──────── Data entries
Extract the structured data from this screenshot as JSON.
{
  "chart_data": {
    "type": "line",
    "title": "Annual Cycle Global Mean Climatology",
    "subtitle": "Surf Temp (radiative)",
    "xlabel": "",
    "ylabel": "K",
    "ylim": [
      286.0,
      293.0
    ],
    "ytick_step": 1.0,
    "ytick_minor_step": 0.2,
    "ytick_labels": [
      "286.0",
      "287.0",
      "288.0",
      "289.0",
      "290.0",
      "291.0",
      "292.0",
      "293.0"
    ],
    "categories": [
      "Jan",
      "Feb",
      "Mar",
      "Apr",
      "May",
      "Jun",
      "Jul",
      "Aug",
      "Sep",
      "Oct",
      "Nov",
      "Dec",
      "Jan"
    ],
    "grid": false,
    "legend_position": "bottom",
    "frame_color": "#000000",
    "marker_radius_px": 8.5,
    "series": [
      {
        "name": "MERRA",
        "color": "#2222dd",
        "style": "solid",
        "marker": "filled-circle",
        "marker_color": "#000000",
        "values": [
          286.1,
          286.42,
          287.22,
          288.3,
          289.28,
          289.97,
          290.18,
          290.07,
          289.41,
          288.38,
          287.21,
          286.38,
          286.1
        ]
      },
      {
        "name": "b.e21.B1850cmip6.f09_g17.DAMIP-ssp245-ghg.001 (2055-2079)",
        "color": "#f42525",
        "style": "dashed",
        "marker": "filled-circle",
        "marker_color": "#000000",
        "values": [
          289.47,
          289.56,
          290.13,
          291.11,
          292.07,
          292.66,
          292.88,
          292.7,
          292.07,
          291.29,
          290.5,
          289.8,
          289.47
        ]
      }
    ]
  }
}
────────────────
**Instruction:** Quote every entry exactly.

**Exercise result:**
Extract the structured data from this screenshot as JSON.
{
  "chart_data": {
    "type": "line",
    "title": "Annual Cycle Global Mean Climatology",
    "subtitle": "Surf Temp (radiative)",
    "xlabel": "",
    "ylabel": "K",
    "ylim": [
      286.0,
      293.0
    ],
    "ytick_step": 1.0,
    "ytick_minor_step": 0.2,
    "ytick_labels": [
      "286.0",
      "287.0",
      "288.0",
      "289.0",
      "290.0",
      "291.0",
      "292.0",
      "293.0"
    ],
    "categories": [
      "Jan",
      "Feb",
      "Mar",
      "Apr",
      "May",
      "Jun",
      "Jul",
      "Aug",
      "Sep",
      "Oct",
      "Nov",
      "Dec",
      "Jan"
    ],
    "grid": false,
    "legend_position": "bottom",
    "frame_color": "#000000",
    "marker_radius_px": 8.5,
    "series": [
      {
        "name": "MERRA",
        "color": "#2222dd",
        "style": "solid",
        "marker": "filled-circle",
        "marker_color": "#000000",
        "values": [
          286.1,
          286.42,
          287.22,
          288.3,
          289.28,
          289.97,
          290.18,
          290.07,
          289.41,
          288.38,
          287.21,
          286.38,
          286.1
        ]
      },
      {
        "name": "b.e21.B1850cmip6.f09_g17.DAMIP-ssp245-ghg.001 (2055-2079)",
        "color": "#f42525",
        "style": "dashed",
        "marker": "filled-circle",
        "marker_color": "#000000",
        "values": [
          289.47,
          289.56,
          290.13,
          291.11,
          292.07,
          292.66,
          292.88,
          292.7,
          292.07,
          291.29,
          290.5,
          289.8,
          289.47
        ]
      }
    ]
  }
}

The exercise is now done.